Stored entries:
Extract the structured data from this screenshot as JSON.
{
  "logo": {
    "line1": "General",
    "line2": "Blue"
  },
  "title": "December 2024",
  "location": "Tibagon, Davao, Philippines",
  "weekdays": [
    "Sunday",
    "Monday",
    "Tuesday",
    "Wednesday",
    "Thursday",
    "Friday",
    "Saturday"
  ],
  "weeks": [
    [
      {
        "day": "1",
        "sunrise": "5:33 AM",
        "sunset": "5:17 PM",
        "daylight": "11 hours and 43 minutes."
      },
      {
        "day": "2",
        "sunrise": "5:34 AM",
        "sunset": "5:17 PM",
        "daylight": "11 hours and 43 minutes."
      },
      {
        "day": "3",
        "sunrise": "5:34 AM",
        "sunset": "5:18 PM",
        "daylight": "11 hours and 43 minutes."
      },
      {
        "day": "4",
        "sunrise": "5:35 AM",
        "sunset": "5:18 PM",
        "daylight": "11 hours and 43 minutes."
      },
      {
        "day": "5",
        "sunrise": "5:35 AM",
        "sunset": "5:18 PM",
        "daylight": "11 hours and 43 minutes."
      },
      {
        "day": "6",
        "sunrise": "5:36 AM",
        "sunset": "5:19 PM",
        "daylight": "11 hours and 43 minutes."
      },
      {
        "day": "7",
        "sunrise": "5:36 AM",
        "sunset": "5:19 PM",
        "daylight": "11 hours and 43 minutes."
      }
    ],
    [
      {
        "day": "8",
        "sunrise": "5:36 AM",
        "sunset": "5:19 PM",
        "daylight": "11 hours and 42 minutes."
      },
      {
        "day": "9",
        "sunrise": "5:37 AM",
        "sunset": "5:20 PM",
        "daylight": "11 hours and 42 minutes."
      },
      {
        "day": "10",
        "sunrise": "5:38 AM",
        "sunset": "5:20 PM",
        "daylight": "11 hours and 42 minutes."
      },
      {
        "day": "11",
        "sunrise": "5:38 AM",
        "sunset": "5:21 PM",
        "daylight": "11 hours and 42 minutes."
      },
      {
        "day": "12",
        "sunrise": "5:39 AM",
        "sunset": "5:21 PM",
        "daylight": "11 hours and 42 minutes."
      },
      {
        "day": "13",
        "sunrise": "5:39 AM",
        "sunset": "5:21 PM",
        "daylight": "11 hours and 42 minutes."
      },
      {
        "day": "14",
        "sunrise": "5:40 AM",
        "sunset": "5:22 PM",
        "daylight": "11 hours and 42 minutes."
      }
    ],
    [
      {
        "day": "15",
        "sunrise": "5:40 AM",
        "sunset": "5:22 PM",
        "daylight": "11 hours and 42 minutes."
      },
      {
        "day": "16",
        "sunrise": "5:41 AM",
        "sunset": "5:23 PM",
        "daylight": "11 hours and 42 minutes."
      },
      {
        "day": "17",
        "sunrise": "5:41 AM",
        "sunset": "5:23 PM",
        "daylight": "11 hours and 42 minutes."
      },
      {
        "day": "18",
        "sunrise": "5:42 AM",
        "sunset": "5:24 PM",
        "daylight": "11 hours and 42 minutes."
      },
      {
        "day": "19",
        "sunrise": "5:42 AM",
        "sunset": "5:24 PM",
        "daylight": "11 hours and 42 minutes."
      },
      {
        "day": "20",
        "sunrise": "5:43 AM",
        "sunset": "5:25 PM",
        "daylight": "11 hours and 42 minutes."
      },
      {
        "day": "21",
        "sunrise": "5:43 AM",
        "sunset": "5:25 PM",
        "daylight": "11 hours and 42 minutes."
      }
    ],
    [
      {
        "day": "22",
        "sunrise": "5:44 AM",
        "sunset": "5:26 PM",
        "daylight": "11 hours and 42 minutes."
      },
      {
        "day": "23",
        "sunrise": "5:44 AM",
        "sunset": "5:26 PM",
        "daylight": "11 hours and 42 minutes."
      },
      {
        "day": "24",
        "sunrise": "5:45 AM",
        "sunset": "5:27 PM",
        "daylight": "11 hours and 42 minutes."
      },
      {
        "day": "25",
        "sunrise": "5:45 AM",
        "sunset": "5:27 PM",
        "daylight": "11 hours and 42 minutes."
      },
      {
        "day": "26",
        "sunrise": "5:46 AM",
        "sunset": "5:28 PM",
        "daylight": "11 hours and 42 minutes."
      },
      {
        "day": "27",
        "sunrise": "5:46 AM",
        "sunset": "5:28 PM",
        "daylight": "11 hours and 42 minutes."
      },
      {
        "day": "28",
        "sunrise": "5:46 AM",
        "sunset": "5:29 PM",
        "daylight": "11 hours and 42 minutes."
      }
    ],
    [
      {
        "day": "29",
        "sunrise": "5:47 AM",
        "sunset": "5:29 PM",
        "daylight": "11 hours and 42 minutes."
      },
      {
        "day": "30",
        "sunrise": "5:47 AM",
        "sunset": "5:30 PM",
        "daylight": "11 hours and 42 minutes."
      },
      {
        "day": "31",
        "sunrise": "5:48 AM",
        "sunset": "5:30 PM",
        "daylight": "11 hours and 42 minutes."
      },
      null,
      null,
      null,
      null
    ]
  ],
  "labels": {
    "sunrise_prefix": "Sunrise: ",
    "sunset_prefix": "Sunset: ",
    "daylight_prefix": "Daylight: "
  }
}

> Exercise instructions
Copy the records above exactly as they appear.

> Completed task
Extract the structured data from this screenshot as JSON.
{
  "logo": {
    "line1": "General",
    "line2": "Blue"
  },
  "title": "December 2024",
  "location": "Tibagon, Davao, Philippines",
  "weekdays": [
    "Sunday",
    "Monday",
    "Tuesday",
    "Wednesday",
    "Thursday",
    "Friday",
    "Saturday"
  ],
  "weeks": [
    [
      {
        "day": "1",
        "sunrise": "5:33 AM",
        "sunset": "5:17 PM",
        "daylight": "11 hours and 43 minutes."
      },
      {
        "day": "2",
        "sunrise": "5:34 AM",
        "sunset": "5:17 PM",
        "daylight": "11 hours and 43 minutes."
      },
      {
        "day": "3",
        "sunrise": "5:34 AM",
        "sunset": "5:18 PM",
        "daylight": "11 hours and 43 minutes."
      },
      {
        "day": "4",
        "sunrise": "5:35 AM",
        "sunset": "5:18 PM",
        "daylight": "11 hours and 43 minutes."
      },
      {
        "day": "5",
        "sunrise": "5:35 AM",
        "sunset": "5:18 PM",
        "daylight": "11 hours and 43 minutes."
      },
      {
        "day": "6",
        "sunrise": "5:36 AM",
        "sunset": "5:19 PM",
        "daylight": "11 hours and 43 minutes."
      },
      {
        "day": "7",
        "sunrise": "5:36 AM",
        "sunset": "5:19 PM",
        "daylight": "11 hours and 43 minutes."
      }
    ],
    [
      {
        "day": "8",
        "sunrise": "5:36 AM",
        "sunset": "5:19 PM",
        "daylight": "11 hours and 42 minutes."
      },
      {
        "day": "9",
        "sunrise": "5:37 AM",
        "sunset": "5:20 PM",
        "daylight": "11 hours and 42 minutes."
      },
      {
        "day": "10",
        "sunrise": "5:38 AM",
        "sunset": "5:20 PM",
        "daylight": "11 hours and 42 minutes."
      },
      {
        "day": "11",
        "sunrise": "5:38 AM",
        "sunset": "5:21 PM",
        "daylight": "11 hours and 42 minutes."
      },
      {
        "day": "12",
        "sunrise": "5:39 AM",
        "sunset": "5:21 PM",
        "daylight": "11 hours and 42 minutes."
      },
      {
        "day": "13",
        "sunrise": "5:39 AM",
        "sunset": "5:21 PM",
        "daylight": "11 hours and 42 minutes."
      },
      {
        "day": "14",
        "sunrise": "5:40 AM",
        "sunset": "5:22 PM",
        "daylight": "11 hours and 42 minutes."
      }
    ],
    [
      {
        "day": "15",
        "sunrise": "5:40 AM",
        "sunset": "5:22 PM",
        "daylight": "11 hours and 42 minutes."
      },
      {
        "day": "16",
        "sunrise": "5:41 AM",
        "sunset": "5:23 PM",
        "daylight": "11 hours and 42 minutes."
      },
      {
        "day": "17",
        "sunrise": "5:41 AM",
        "sunset": "5:23 PM",
        "daylight": "11 hours and 42 minutes."
      },
      {
        "day": "18",
        "sunrise": "5:42 AM",
        "sunset": "5:24 PM",
        "daylight": "11 hours and 42 minutes."
      },
      {
        "day": "19",
        "sunrise": "5:42 AM",
        "sunset": "5:24 PM",
        "daylight": "11 hours and 42 minutes."
      },
      {
        "day": "20",
        "sunrise": "5:43 AM",
        "sunset": "5:25 PM",
        "daylight": "11 hours and 42 minutes."
      },
      {
        "day": "21",
        "sunrise": "5:43 AM",
        "sunset": "5:25 PM",
        "daylight": "11 hours and 42 minutes."
      }
    ],
    [
      {
        "day": "22",
        "sunrise": "5:44 AM",
        "sunset": "5:26 PM",
        "daylight": "11 hours and 42 minutes."
      },
      {
        "day": "23",
        "sunrise": "5:44 AM",
        "sunset": "5:26 PM",
        "daylight": "11 hours and 42 minutes."
      },
      {
        "day": "24",
        "sunrise": "5:45 AM",
        "sunset": "5:27 PM",
        "daylight": "11 hours and 42 minutes."
      },
      {
        "day": "25",
        "sunrise": "5:45 AM",
        "sunset": "5:27 PM",
        "daylight": "11 hours and 42 minutes."
      },
      {
        "day": "26",
        "sunrise": "5:46 AM",
        "sunset": "5:28 PM",
        "daylight": "11 hours and 42 minutes."
      },
      {
        "day": "27",
        "sunrise": "5:46 AM",
        "sunset": "5:28 PM",
        "daylight": "11 hours and 42 minutes."
      },
      {
        "day": "28",
        "sunrise": "5:46 AM",
        "sunset": "5:29 PM",
        "daylight": "11 hours and 42 minutes."
      }
    ],
    [
      {
        "day": "29",
        "sunrise": "5:47 AM",
        "sunset": "5:29 PM",
        "daylight": "11 hours and 42 minutes."
      },
      {
        "day": "30",
        "sunrise": "5:47 AM",
        "sunset": "5:30 PM",
        "daylight": "11 hours and 42 minutes."
      },
      {
        "day": "31",
        "sunrise": "5:48 AM",
        "sunset": "5:30 PM",
        "daylight": "11 hours and 42 minutes."
      },
      null,
      null,
      null,
      null
    ]
  ],
  "labels": {
    "sunrise_prefix": "Sunrise: ",
    "sunset_prefix": "Sunset: ",
    "daylight_prefix": "Daylight: "
  }
}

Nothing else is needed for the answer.